*Stated problem*. Can you print every record below exactly as written?

*Data extract*.
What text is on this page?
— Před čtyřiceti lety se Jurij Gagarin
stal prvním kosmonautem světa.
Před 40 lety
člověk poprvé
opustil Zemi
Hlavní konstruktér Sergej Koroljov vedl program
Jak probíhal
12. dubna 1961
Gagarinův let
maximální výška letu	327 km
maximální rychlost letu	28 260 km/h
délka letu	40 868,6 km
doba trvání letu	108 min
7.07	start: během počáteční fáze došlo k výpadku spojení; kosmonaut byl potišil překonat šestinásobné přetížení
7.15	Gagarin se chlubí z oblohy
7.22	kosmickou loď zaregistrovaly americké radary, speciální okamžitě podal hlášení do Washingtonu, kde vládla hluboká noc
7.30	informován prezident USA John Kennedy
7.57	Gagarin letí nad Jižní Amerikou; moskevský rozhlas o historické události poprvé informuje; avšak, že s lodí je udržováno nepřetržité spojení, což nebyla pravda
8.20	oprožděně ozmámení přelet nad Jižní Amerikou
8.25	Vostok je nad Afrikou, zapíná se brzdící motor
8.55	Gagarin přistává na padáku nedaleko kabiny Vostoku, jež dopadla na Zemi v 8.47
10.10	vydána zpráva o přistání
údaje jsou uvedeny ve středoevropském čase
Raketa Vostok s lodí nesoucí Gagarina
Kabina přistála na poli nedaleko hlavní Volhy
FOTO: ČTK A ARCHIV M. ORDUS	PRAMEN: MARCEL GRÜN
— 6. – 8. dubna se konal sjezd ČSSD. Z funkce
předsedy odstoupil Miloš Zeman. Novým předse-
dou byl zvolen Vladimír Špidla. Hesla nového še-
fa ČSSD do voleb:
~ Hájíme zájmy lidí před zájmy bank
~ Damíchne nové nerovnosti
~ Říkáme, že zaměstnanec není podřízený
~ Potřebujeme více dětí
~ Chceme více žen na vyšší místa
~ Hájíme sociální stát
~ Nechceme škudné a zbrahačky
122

*Output for this exercise*.
What text is on this page?
— Před čtyřiceti lety se Jurij Gagarin
stal prvním kosmonautem světa.
Před 40 lety
člověk poprvé
opustil Zemi
Hlavní konstruktér Sergej Koroljov vedl program
Jak probíhal
12. dubna 1961
Gagarinův let
maximální výška letu	327 km
maximální rychlost letu	28 260 km/h
délka letu	40 868,6 km
doba trvání letu	108 min
7.07	start: během počáteční fáze došlo k výpadku spojení; kosmonaut byl potišil překonat šestinásobné přetížení
7.15	Gagarin se chlubí z oblohy
7.22	kosmickou loď zaregistrovaly americké radary, speciální okamžitě podal hlášení do Washingtonu, kde vládla hluboká noc
7.30	informován prezident USA John Kennedy
7.57	Gagarin letí nad Jižní Amerikou; moskevský rozhlas o historické události poprvé informuje; avšak, že s lodí je udržováno nepřetržité spojení, což nebyla pravda
8.20	oprožděně ozmámení přelet nad Jižní Amerikou
8.25	Vostok je nad Afrikou, zapíná se brzdící motor
8.55	Gagarin přistává na padáku nedaleko kabiny Vostoku, jež dopadla na Zemi v 8.47
10.10	vydána zpráva o přistání
údaje jsou uvedeny ve středoevropském čase
Raketa Vostok s lodí nesoucí Gagarina
Kabina přistála na poli nedaleko hlavní Volhy
FOTO: ČTK A ARCHIV M. ORDUS	PRAMEN: MARCEL GRÜN
— 6. – 8. dubna se konal sjezd ČSSD. Z funkce
předsedy odstoupil Miloš Zeman. Novým předse-
dou byl zvolen Vladimír Špidla. Hesla nového še-
fa ČSSD do voleb:
~ Hájíme zájmy lidí před zájmy bank
~ Damíchne nové nerovnosti
~ Říkáme, že zaměstnanec není podřízený
~ Potřebujeme více dětí
~ Chceme více žen na vyšší místa
~ Hájíme sociální stát
~ Nechceme škudné a zbrahačky
122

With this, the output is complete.